State how many lines of the entries hold the string "Enter". Reply with the number alone.

[START]

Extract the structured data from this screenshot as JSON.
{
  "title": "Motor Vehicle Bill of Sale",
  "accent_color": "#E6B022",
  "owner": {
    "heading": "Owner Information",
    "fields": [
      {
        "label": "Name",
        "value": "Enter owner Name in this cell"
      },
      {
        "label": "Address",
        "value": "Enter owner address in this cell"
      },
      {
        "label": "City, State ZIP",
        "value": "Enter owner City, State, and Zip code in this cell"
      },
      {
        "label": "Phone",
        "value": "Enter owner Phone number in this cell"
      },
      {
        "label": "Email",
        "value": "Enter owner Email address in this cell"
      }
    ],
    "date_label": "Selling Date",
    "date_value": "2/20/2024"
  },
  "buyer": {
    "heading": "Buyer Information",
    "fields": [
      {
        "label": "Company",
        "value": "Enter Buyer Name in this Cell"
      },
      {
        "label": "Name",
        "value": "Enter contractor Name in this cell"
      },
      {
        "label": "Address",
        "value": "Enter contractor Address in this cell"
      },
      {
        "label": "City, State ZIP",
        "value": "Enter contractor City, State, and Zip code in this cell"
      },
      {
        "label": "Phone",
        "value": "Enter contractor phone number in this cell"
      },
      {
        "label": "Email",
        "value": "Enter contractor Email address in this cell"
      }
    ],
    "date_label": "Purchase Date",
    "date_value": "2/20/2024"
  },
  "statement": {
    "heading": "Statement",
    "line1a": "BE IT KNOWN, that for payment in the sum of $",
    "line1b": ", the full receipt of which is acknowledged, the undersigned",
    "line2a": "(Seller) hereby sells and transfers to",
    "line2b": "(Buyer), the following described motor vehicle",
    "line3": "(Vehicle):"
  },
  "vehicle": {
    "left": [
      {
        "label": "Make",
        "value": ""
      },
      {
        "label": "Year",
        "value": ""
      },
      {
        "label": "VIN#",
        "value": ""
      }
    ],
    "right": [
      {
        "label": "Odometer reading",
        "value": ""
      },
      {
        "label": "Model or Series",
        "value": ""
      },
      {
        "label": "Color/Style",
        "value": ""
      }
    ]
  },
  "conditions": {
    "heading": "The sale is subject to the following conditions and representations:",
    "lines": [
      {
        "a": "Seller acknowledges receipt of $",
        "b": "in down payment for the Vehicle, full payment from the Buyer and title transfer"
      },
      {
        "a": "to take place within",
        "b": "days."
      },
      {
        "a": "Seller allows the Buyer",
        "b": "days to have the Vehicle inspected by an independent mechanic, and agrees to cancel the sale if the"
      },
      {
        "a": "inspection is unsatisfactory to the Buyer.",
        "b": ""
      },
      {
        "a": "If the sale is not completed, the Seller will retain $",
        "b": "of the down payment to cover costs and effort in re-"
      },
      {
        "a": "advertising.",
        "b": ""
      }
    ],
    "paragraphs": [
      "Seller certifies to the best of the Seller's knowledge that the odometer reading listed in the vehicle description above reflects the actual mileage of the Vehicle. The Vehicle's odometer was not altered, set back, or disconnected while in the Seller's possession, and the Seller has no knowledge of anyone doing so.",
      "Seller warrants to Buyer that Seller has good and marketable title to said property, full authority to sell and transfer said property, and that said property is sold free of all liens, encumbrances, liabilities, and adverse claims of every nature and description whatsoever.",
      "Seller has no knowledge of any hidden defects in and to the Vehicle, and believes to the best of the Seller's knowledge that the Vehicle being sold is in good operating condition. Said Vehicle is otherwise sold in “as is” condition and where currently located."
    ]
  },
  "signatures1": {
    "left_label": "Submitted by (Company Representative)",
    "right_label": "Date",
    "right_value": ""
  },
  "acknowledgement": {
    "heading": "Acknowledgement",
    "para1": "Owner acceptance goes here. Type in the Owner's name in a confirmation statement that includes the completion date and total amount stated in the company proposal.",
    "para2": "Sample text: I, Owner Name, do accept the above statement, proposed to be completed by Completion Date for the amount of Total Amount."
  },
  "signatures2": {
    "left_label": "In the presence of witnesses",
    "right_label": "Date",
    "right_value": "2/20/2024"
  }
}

[END]

▶ Task response: 11